▶ Task objective: Copy every line of the records below that contains the string "table", and leave out all other lines. Case counts.

--- BEGIN Extracted records ---

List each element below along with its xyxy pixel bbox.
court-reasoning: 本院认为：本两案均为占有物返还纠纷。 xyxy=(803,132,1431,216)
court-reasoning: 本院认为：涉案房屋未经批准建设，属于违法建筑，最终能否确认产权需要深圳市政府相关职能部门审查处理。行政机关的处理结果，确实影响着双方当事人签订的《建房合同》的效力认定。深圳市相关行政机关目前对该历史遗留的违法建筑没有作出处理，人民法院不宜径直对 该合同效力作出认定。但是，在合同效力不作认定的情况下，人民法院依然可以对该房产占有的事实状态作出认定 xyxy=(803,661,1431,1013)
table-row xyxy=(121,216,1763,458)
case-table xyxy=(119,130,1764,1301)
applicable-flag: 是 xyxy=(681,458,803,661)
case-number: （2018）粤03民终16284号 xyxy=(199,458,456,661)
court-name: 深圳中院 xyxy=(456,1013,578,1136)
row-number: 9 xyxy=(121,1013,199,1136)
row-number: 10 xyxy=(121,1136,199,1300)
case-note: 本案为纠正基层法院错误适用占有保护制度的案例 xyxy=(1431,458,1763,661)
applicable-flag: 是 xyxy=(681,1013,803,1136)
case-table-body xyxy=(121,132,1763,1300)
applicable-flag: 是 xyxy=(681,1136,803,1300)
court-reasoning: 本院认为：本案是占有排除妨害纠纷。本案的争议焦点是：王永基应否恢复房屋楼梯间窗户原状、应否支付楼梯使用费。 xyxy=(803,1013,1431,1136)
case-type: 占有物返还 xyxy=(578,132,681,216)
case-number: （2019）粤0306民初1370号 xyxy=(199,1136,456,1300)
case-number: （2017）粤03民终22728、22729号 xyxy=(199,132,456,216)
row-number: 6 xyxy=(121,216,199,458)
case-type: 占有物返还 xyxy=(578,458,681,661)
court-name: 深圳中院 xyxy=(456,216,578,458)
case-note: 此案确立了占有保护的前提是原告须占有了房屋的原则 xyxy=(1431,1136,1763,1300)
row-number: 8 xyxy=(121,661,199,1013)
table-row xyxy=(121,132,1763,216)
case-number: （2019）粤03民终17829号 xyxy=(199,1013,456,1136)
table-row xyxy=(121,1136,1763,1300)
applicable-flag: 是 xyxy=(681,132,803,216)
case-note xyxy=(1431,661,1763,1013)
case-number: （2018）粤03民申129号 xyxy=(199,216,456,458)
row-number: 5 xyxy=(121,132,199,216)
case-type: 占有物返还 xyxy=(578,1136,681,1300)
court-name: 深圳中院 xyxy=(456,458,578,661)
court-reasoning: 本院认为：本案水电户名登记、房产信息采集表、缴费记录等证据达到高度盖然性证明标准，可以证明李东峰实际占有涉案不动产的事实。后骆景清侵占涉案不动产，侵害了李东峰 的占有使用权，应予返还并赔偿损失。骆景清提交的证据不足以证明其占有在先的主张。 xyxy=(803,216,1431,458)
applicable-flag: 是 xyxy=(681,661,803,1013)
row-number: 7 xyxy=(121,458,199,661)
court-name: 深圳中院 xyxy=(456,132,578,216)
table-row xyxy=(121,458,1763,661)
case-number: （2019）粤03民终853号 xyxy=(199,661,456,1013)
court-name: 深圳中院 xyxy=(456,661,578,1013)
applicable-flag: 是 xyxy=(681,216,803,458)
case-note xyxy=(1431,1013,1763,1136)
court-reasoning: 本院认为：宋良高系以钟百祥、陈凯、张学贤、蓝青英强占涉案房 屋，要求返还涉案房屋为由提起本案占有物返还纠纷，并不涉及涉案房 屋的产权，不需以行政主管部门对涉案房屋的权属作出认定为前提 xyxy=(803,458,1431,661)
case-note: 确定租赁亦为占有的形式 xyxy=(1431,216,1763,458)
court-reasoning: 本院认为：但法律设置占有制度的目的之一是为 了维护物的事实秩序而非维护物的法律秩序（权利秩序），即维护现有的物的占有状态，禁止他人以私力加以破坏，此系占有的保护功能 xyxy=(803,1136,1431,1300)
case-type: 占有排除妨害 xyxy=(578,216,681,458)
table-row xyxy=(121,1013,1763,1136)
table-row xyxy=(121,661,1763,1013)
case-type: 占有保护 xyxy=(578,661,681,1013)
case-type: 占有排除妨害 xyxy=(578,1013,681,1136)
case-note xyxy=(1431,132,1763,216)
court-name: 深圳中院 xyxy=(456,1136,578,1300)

--- END Extracted records ---

▶ Finished task:
table-row xyxy=(121,216,1763,458)
case-table xyxy=(119,130,1764,1301)
case-table-body xyxy=(121,132,1763,1300)
table-row xyxy=(121,132,1763,216)
table-row xyxy=(121,1136,1763,1300)
table-row xyxy=(121,458,1763,661)
table-row xyxy=(121,1013,1763,1136)
table-row xyxy=(121,661,1763,1013)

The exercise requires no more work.